-- EXERCISE PROMPT --
Copy out all of the material, matching it word for word.

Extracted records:
┌──

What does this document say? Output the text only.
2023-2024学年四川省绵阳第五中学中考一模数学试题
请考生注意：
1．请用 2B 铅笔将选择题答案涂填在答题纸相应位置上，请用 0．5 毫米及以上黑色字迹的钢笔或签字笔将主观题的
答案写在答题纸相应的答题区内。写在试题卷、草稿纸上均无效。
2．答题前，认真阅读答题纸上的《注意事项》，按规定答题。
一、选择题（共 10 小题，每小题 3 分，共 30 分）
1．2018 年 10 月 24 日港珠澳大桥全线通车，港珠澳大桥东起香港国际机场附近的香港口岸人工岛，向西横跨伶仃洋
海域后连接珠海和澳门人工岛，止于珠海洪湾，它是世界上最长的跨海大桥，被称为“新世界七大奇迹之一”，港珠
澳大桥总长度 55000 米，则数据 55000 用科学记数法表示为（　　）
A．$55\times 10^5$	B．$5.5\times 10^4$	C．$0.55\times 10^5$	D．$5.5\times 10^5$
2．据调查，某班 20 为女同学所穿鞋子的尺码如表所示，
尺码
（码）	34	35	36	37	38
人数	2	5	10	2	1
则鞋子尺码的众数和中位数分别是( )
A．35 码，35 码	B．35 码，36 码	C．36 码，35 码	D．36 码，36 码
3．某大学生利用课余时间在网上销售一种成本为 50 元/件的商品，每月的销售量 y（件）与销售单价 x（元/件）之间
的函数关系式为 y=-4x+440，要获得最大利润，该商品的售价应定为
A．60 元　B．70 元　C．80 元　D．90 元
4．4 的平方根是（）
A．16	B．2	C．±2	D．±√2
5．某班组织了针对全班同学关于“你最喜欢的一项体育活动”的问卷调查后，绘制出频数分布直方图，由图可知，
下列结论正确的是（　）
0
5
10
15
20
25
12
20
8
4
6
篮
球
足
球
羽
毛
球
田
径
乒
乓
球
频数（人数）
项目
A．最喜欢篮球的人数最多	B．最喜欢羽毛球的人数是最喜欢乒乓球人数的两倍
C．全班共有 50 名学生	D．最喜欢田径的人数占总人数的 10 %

└──

-- EXERCISE OUTPUT --
What does this document say? Output the text only.
2023-2024学年四川省绵阳第五中学中考一模数学试题
请考生注意：
1．请用 2B 铅笔将选择题答案涂填在答题纸相应位置上，请用 0．5 毫米及以上黑色字迹的钢笔或签字笔将主观题的
答案写在答题纸相应的答题区内。写在试题卷、草稿纸上均无效。
2．答题前，认真阅读答题纸上的《注意事项》，按规定答题。
一、选择题（共 10 小题，每小题 3 分，共 30 分）
1．2018 年 10 月 24 日港珠澳大桥全线通车，港珠澳大桥东起香港国际机场附近的香港口岸人工岛，向西横跨伶仃洋
海域后连接珠海和澳门人工岛，止于珠海洪湾，它是世界上最长的跨海大桥，被称为“新世界七大奇迹之一”，港珠
澳大桥总长度 55000 米，则数据 55000 用科学记数法表示为（　　）
A．$55\times 10^5$	B．$5.5\times 10^4$	C．$0.55\times 10^5$	D．$5.5\times 10^5$
2．据调查，某班 20 为女同学所穿鞋子的尺码如表所示，
尺码
（码）	34	35	36	37	38
人数	2	5	10	2	1
则鞋子尺码的众数和中位数分别是( )
A．35 码，35 码	B．35 码，36 码	C．36 码，35 码	D．36 码，36 码
3．某大学生利用课余时间在网上销售一种成本为 50 元/件的商品，每月的销售量 y（件）与销售单价 x（元/件）之间
的函数关系式为 y=-4x+440，要获得最大利润，该商品的售价应定为
A．60 元　B．70 元　C．80 元　D．90 元
4．4 的平方根是（）
A．16	B．2	C．±2	D．±√2
5．某班组织了针对全班同学关于“你最喜欢的一项体育活动”的问卷调查后，绘制出频数分布直方图，由图可知，
下列结论正确的是（　）
0
5
10
15
20
25
12
20
8
4
6
篮
球
足
球
羽
毛
球
田
径
乒
乓
球
频数（人数）
项目
A．最喜欢篮球的人数最多	B．最喜欢羽毛球的人数是最喜欢乒乓球人数的两倍
C．全班共有 50 名学生	D．最喜欢田径的人数占总人数的 10 %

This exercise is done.